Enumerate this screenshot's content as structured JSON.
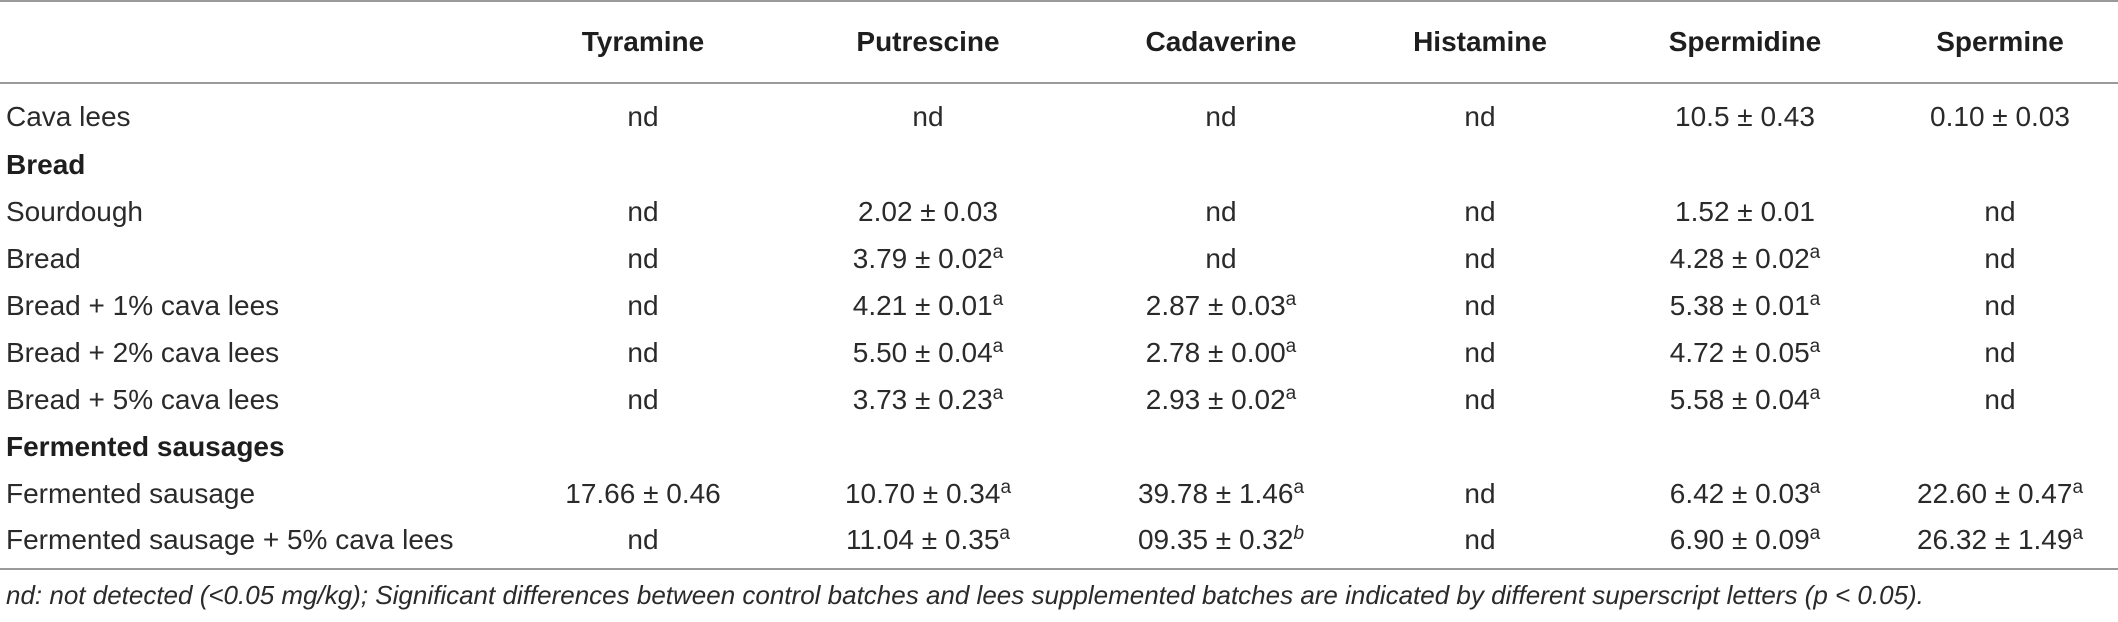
{
  "table": {
    "headers": [
      "",
      "Tyramine",
      "Putrescine",
      "Cadaverine",
      "Histamine",
      "Spermidine",
      "Spermine"
    ],
    "rows": [
      {
        "type": "data",
        "label": "Cava lees",
        "cells": [
          {
            "v": "nd",
            "s": ""
          },
          {
            "v": "nd",
            "s": ""
          },
          {
            "v": "nd",
            "s": ""
          },
          {
            "v": "nd",
            "s": ""
          },
          {
            "v": "10.5 ± 0.43",
            "s": ""
          },
          {
            "v": "0.10 ± 0.03",
            "s": ""
          }
        ]
      },
      {
        "type": "section",
        "label": "Bread"
      },
      {
        "type": "data",
        "label": "Sourdough",
        "cells": [
          {
            "v": "nd",
            "s": ""
          },
          {
            "v": "2.02 ± 0.03",
            "s": ""
          },
          {
            "v": "nd",
            "s": ""
          },
          {
            "v": "nd",
            "s": ""
          },
          {
            "v": "1.52 ± 0.01",
            "s": ""
          },
          {
            "v": "nd",
            "s": ""
          }
        ]
      },
      {
        "type": "data",
        "label": "Bread",
        "cells": [
          {
            "v": "nd",
            "s": ""
          },
          {
            "v": "3.79 ± 0.02",
            "s": "a"
          },
          {
            "v": "nd",
            "s": ""
          },
          {
            "v": "nd",
            "s": ""
          },
          {
            "v": "4.28 ± 0.02",
            "s": "a"
          },
          {
            "v": "nd",
            "s": ""
          }
        ]
      },
      {
        "type": "data",
        "label": "Bread + 1% cava lees",
        "cells": [
          {
            "v": "nd",
            "s": ""
          },
          {
            "v": "4.21 ± 0.01",
            "s": "a"
          },
          {
            "v": "2.87 ± 0.03",
            "s": "a"
          },
          {
            "v": "nd",
            "s": ""
          },
          {
            "v": "5.38 ± 0.01",
            "s": "a"
          },
          {
            "v": "nd",
            "s": ""
          }
        ]
      },
      {
        "type": "data",
        "label": "Bread + 2% cava lees",
        "cells": [
          {
            "v": "nd",
            "s": ""
          },
          {
            "v": "5.50 ± 0.04",
            "s": "a"
          },
          {
            "v": "2.78 ± 0.00",
            "s": "a"
          },
          {
            "v": "nd",
            "s": ""
          },
          {
            "v": "4.72 ± 0.05",
            "s": "a"
          },
          {
            "v": "nd",
            "s": ""
          }
        ]
      },
      {
        "type": "data",
        "label": "Bread + 5% cava lees",
        "cells": [
          {
            "v": "nd",
            "s": ""
          },
          {
            "v": "3.73 ± 0.23",
            "s": "a"
          },
          {
            "v": "2.93 ± 0.02",
            "s": "a"
          },
          {
            "v": "nd",
            "s": ""
          },
          {
            "v": "5.58 ± 0.04",
            "s": "a"
          },
          {
            "v": "nd",
            "s": ""
          }
        ]
      },
      {
        "type": "section",
        "label": "Fermented sausages"
      },
      {
        "type": "data",
        "label": "Fermented sausage",
        "cells": [
          {
            "v": "17.66 ± 0.46",
            "s": ""
          },
          {
            "v": "10.70 ± 0.34",
            "s": "a"
          },
          {
            "v": "39.78 ± 1.46",
            "s": "a"
          },
          {
            "v": "nd",
            "s": ""
          },
          {
            "v": "6.42 ± 0.03",
            "s": "a"
          },
          {
            "v": "22.60 ± 0.47",
            "s": "a"
          }
        ]
      },
      {
        "type": "data",
        "label": "Fermented sausage + 5% cava lees",
        "cells": [
          {
            "v": "nd",
            "s": ""
          },
          {
            "v": "11.04 ± 0.35",
            "s": "a"
          },
          {
            "v": "09.35 ± 0.32",
            "s": "b"
          },
          {
            "v": "nd",
            "s": ""
          },
          {
            "v": "6.90 ± 0.09",
            "s": "a"
          },
          {
            "v": "26.32 ± 1.49",
            "s": "a"
          }
        ]
      }
    ]
  },
  "footnote": "nd: not detected (<0.05 mg/kg); Significant differences between control batches and lees supplemented batches are indicated by different superscript letters (p < 0.05).",
  "colors": {
    "text": "#2a2a2a",
    "rule": "#9a9a9a"
  }
}
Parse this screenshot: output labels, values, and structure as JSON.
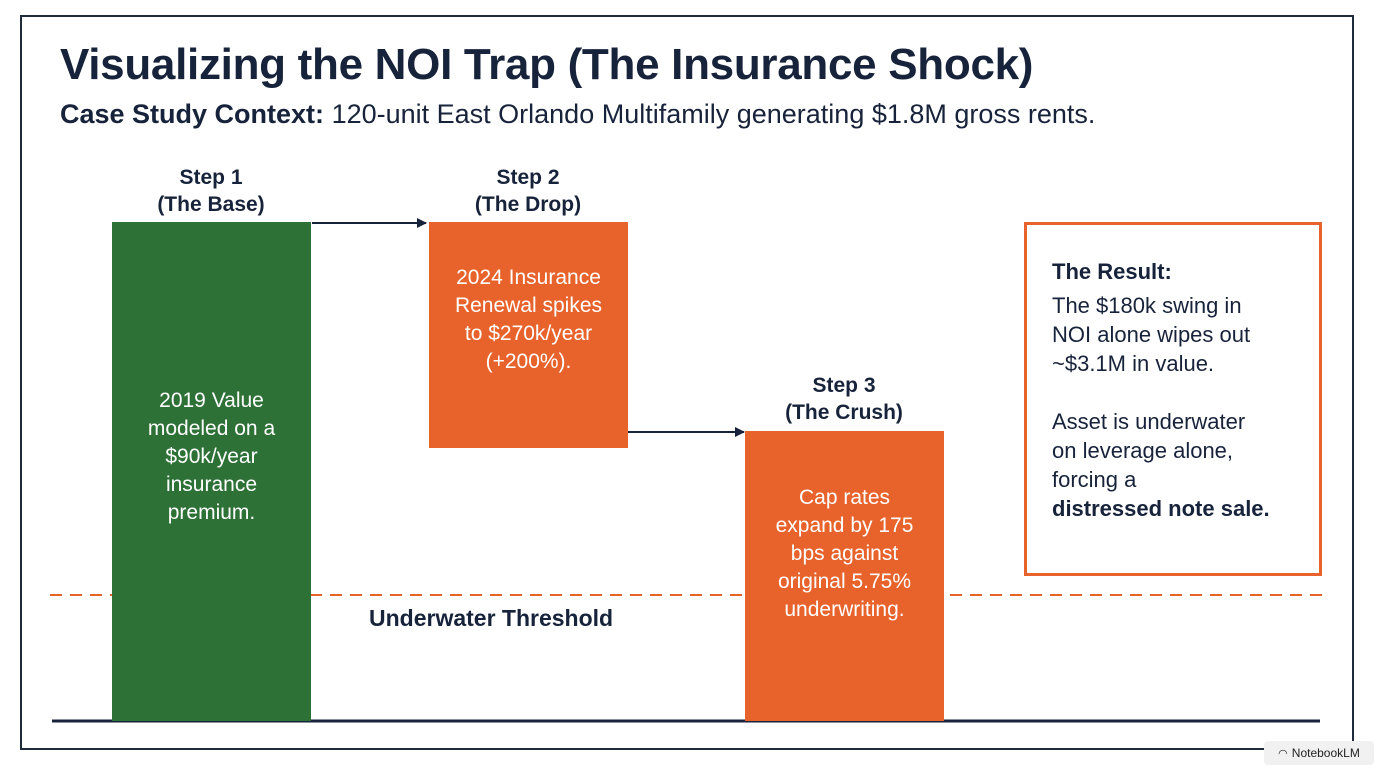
{
  "title": "Visualizing the NOI Trap (The Insurance Shock)",
  "subtitle": {
    "label": "Case Study Context:",
    "text": "120-unit East Orlando Multifamily generating $1.8M gross rents."
  },
  "steps": [
    {
      "heading": [
        "Step 1",
        "(The Base)"
      ],
      "body": [
        "2019 Value",
        "modeled on a",
        "$90k/year",
        "insurance",
        "premium."
      ],
      "color": "#2e7137"
    },
    {
      "heading": [
        "Step 2",
        "(The Drop)"
      ],
      "body": [
        "2024 Insurance",
        "Renewal spikes",
        "to $270k/year",
        "(+200%)."
      ],
      "color": "#e8632c"
    },
    {
      "heading": [
        "Step 3",
        "(The Crush)"
      ],
      "body": [
        "Cap rates",
        "expand by 175",
        "bps against",
        "original 5.75%",
        "underwriting."
      ],
      "color": "#e8632c"
    }
  ],
  "threshold_label": "Underwater Threshold",
  "result": {
    "title": "The Result:",
    "para1": [
      "The $180k swing in",
      "NOI alone wipes out",
      "~$3.1M in value."
    ],
    "para2": [
      "Asset is underwater",
      "on leverage alone,",
      "forcing a"
    ],
    "para2_bold": "distressed note sale."
  },
  "watermark": "NotebookLM",
  "colors": {
    "navy": "#17233a",
    "green": "#2e7137",
    "orange": "#e8632c"
  }
}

▸ Prompt:
Emit the lines from the line containing "Parse this screenshot: output" to the final line of the material, inclusive, exactly as written; pictures are excluded.

▸ Completed exercise:
Parse this screenshot: output labels, values, and structure as JSON.
{
  "title": "Visualizing the NOI Trap (The Insurance Shock)",
  "subtitle": {
    "label": "Case Study Context:",
    "text": "120-unit East Orlando Multifamily generating $1.8M gross rents."
  },
  "steps": [
    {
      "heading": [
        "Step 1",
        "(The Base)"
      ],
      "body": [
        "2019 Value",
        "modeled on a",
        "$90k/year",
        "insurance",
        "premium."
      ],
      "color": "#2e7137"
    },
    {
      "heading": [
        "Step 2",
        "(The Drop)"
      ],
      "body": [
        "2024 Insurance",
        "Renewal spikes",
        "to $270k/year",
        "(+200%)."
      ],
      "color": "#e8632c"
    },
    {
      "heading": [
        "Step 3",
        "(The Crush)"
      ],
      "body": [
        "Cap rates",
        "expand by 175",
        "bps against",
        "original 5.75%",
        "underwriting."
      ],
      "color": "#e8632c"
    }
  ],
  "threshold_label": "Underwater Threshold",
  "result": {
    "title": "The Result:",
    "para1": [
      "The $180k swing in",
      "NOI alone wipes out",
      "~$3.1M in value."
    ],
    "para2": [
      "Asset is underwater",
      "on leverage alone,",
      "forcing a"
    ],
    "para2_bold": "distressed note sale."
  },
  "watermark": "NotebookLM",
  "colors": {
    "navy": "#17233a",
    "green": "#2e7137",
    "orange": "#e8632c"
  }
}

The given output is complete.